>>
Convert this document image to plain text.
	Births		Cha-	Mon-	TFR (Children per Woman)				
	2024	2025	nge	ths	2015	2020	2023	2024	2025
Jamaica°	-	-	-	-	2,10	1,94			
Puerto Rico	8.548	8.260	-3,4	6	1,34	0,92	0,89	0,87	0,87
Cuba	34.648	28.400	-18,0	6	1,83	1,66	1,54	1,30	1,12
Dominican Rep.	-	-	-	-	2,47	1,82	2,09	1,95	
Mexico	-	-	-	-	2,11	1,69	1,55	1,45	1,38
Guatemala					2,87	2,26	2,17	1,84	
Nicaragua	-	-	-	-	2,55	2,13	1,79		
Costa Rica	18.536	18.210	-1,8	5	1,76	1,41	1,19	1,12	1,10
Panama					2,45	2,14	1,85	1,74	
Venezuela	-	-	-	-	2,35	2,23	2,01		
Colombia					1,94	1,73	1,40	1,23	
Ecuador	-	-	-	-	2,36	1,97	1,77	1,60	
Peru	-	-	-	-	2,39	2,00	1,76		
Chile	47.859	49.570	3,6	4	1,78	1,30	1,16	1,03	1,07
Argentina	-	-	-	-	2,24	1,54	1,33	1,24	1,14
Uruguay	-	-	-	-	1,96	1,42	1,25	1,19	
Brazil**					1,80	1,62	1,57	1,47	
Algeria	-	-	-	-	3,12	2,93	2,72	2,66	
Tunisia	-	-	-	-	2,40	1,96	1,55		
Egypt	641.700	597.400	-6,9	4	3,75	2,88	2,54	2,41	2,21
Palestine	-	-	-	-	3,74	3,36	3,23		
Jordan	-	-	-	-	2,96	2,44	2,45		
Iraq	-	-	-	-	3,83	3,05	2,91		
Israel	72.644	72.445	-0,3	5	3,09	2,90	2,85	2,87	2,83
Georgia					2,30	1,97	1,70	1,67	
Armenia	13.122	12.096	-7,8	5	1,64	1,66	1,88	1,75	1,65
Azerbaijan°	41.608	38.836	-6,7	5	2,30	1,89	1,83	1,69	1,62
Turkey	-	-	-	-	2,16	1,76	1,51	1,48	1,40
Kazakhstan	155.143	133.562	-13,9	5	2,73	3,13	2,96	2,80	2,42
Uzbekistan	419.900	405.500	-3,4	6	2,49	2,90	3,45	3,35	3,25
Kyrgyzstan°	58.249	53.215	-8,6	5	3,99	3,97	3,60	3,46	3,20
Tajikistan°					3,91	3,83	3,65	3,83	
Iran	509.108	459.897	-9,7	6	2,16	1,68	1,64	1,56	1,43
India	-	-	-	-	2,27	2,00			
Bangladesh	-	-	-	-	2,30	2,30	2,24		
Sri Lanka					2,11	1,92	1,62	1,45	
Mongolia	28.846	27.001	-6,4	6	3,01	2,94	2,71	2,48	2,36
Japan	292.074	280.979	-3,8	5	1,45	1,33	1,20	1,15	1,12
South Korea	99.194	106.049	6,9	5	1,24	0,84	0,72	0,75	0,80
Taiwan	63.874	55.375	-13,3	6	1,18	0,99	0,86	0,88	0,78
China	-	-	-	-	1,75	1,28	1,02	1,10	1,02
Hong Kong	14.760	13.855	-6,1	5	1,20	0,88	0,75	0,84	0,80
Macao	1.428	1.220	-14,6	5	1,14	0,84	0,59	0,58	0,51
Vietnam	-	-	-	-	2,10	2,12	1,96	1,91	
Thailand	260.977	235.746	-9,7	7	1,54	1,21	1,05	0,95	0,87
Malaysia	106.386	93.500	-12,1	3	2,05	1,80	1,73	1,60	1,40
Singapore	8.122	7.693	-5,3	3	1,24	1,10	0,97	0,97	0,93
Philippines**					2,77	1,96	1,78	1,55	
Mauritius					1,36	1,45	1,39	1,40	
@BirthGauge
<<
_Task statement_:
Return each line of the records above exactly as it reads.

_Written solution_:
Convert this document image to plain text.
	Births		Cha-	Mon-	TFR (Children per Woman)				
	2024	2025	nge	ths	2015	2020	2023	2024	2025
Jamaica°	-	-	-	-	2,10	1,94			
Puerto Rico	8.548	8.260	-3,4	6	1,34	0,92	0,89	0,87	0,87
Cuba	34.648	28.400	-18,0	6	1,83	1,66	1,54	1,30	1,12
Dominican Rep.	-	-	-	-	2,47	1,82	2,09	1,95	
Mexico	-	-	-	-	2,11	1,69	1,55	1,45	1,38
Guatemala					2,87	2,26	2,17	1,84	
Nicaragua	-	-	-	-	2,55	2,13	1,79		
Costa Rica	18.536	18.210	-1,8	5	1,76	1,41	1,19	1,12	1,10
Panama					2,45	2,14	1,85	1,74	
Venezuela	-	-	-	-	2,35	2,23	2,01		
Colombia					1,94	1,73	1,40	1,23	
Ecuador	-	-	-	-	2,36	1,97	1,77	1,60	
Peru	-	-	-	-	2,39	2,00	1,76		
Chile	47.859	49.570	3,6	4	1,78	1,30	1,16	1,03	1,07
Argentina	-	-	-	-	2,24	1,54	1,33	1,24	1,14
Uruguay	-	-	-	-	1,96	1,42	1,25	1,19	
Brazil**					1,80	1,62	1,57	1,47	
Algeria	-	-	-	-	3,12	2,93	2,72	2,66	
Tunisia	-	-	-	-	2,40	1,96	1,55		
Egypt	641.700	597.400	-6,9	4	3,75	2,88	2,54	2,41	2,21
Palestine	-	-	-	-	3,74	3,36	3,23		
Jordan	-	-	-	-	2,96	2,44	2,45		
Iraq	-	-	-	-	3,83	3,05	2,91		
Israel	72.644	72.445	-0,3	5	3,09	2,90	2,85	2,87	2,83
Georgia					2,30	1,97	1,70	1,67	
Armenia	13.122	12.096	-7,8	5	1,64	1,66	1,88	1,75	1,65
Azerbaijan°	41.608	38.836	-6,7	5	2,30	1,89	1,83	1,69	1,62
Turkey	-	-	-	-	2,16	1,76	1,51	1,48	1,40
Kazakhstan	155.143	133.562	-13,9	5	2,73	3,13	2,96	2,80	2,42
Uzbekistan	419.900	405.500	-3,4	6	2,49	2,90	3,45	3,35	3,25
Kyrgyzstan°	58.249	53.215	-8,6	5	3,99	3,97	3,60	3,46	3,20
Tajikistan°					3,91	3,83	3,65	3,83	
Iran	509.108	459.897	-9,7	6	2,16	1,68	1,64	1,56	1,43
India	-	-	-	-	2,27	2,00			
Bangladesh	-	-	-	-	2,30	2,30	2,24		
Sri Lanka					2,11	1,92	1,62	1,45	
Mongolia	28.846	27.001	-6,4	6	3,01	2,94	2,71	2,48	2,36
Japan	292.074	280.979	-3,8	5	1,45	1,33	1,20	1,15	1,12
South Korea	99.194	106.049	6,9	5	1,24	0,84	0,72	0,75	0,80
Taiwan	63.874	55.375	-13,3	6	1,18	0,99	0,86	0,88	0,78
China	-	-	-	-	1,75	1,28	1,02	1,10	1,02
Hong Kong	14.760	13.855	-6,1	5	1,20	0,88	0,75	0,84	0,80
Macao	1.428	1.220	-14,6	5	1,14	0,84	0,59	0,58	0,51
Vietnam	-	-	-	-	2,10	2,12	1,96	1,91	
Thailand	260.977	235.746	-9,7	7	1,54	1,21	1,05	0,95	0,87
Malaysia	106.386	93.500	-12,1	3	2,05	1,80	1,73	1,60	1,40
Singapore	8.122	7.693	-5,3	3	1,24	1,10	0,97	0,97	0,93
Philippines**					2,77	1,96	1,78	1,55	
Mauritius					1,36	1,45	1,39	1,40	
@BirthGauge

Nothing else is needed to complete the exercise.